TASK BRIEF: Scan the lines below for the word "stable". Copy each line you find it in.

EXCERPTED DATA:
+--
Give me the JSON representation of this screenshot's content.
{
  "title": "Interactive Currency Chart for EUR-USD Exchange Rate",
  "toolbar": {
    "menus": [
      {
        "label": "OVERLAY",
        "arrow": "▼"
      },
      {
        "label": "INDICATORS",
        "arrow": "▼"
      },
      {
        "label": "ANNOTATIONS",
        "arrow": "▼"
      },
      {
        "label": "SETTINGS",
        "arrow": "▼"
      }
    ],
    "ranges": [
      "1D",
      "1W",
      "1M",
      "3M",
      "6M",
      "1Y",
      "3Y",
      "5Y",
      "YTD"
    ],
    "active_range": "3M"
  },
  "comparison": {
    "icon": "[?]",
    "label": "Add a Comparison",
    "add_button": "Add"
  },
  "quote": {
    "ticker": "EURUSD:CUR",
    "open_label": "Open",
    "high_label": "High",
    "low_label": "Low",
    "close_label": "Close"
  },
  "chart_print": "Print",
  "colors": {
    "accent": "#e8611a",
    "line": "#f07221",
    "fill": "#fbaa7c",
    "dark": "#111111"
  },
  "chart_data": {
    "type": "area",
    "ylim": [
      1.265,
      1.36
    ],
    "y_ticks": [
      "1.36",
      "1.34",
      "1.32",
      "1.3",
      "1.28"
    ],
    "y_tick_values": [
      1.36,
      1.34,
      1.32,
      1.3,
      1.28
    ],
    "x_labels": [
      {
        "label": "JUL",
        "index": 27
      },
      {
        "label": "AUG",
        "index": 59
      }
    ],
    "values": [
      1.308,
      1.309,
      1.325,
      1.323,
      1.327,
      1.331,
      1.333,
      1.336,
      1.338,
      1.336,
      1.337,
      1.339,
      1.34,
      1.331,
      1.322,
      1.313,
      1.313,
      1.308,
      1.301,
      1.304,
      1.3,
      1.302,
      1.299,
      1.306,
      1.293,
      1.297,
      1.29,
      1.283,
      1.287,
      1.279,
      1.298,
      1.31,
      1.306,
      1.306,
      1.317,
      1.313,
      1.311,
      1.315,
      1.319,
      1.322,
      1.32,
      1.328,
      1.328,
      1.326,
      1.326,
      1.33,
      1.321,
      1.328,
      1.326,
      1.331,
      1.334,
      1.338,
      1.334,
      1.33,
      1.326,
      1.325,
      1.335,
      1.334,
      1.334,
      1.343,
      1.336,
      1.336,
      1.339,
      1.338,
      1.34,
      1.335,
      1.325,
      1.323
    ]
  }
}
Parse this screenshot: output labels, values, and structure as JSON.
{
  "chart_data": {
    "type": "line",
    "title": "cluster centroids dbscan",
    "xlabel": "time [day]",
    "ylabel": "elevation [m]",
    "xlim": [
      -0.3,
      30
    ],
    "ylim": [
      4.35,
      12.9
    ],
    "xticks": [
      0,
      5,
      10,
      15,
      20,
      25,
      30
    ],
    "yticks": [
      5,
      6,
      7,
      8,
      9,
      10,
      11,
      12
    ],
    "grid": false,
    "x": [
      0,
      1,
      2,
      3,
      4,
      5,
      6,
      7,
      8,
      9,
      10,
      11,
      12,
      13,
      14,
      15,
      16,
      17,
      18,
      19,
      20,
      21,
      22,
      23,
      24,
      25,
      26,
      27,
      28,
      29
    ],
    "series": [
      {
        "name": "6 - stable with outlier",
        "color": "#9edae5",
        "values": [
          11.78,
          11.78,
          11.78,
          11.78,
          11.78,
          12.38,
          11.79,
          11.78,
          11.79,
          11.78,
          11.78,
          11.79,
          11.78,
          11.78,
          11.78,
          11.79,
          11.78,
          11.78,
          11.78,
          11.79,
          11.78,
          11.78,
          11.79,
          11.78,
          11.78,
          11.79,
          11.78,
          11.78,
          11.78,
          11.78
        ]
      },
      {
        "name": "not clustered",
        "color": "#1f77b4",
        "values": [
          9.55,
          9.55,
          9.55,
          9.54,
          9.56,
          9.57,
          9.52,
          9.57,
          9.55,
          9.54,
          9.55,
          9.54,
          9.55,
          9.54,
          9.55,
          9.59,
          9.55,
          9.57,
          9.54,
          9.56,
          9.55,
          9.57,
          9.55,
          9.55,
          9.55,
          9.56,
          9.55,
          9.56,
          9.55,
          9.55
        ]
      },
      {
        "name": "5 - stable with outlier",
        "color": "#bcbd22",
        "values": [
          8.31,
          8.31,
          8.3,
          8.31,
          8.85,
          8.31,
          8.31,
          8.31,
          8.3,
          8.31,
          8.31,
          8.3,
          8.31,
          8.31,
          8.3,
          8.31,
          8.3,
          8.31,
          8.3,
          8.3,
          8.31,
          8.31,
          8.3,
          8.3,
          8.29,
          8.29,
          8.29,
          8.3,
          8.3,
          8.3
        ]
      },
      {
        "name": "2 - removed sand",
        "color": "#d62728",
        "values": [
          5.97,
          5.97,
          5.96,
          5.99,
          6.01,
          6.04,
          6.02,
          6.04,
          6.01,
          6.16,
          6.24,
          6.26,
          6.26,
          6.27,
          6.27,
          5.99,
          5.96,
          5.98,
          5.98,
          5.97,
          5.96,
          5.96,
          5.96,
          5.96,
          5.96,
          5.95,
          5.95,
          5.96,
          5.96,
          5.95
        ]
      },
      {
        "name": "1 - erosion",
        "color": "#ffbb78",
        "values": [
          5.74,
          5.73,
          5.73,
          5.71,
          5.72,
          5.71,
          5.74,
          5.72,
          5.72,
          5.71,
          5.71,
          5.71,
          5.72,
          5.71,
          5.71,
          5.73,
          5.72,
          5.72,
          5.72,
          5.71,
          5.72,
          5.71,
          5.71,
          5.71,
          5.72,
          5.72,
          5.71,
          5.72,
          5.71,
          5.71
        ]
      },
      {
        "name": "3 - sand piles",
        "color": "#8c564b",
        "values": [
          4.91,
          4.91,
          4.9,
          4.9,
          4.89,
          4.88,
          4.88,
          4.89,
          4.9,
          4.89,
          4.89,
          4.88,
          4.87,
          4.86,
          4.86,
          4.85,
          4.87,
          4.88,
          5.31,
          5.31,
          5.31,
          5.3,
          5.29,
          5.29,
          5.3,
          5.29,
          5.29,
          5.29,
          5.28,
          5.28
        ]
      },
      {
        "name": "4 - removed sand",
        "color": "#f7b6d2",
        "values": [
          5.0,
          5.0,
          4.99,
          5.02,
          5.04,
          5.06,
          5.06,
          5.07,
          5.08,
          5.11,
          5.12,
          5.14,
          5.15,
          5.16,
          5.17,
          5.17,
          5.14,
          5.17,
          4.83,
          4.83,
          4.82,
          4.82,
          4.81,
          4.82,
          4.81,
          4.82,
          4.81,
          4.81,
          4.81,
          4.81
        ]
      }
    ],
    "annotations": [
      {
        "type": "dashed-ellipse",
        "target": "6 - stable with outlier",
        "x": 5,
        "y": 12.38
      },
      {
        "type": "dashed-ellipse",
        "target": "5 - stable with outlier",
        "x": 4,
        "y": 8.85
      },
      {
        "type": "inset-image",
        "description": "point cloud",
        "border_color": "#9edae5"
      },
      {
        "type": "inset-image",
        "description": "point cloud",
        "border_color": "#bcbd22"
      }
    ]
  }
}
+--
RESULT:
        "name": "6 - stable with outlier",
        "name": "5 - stable with outlier",
        "target": "6 - stable with outlier",
        "target": "5 - stable with outlier",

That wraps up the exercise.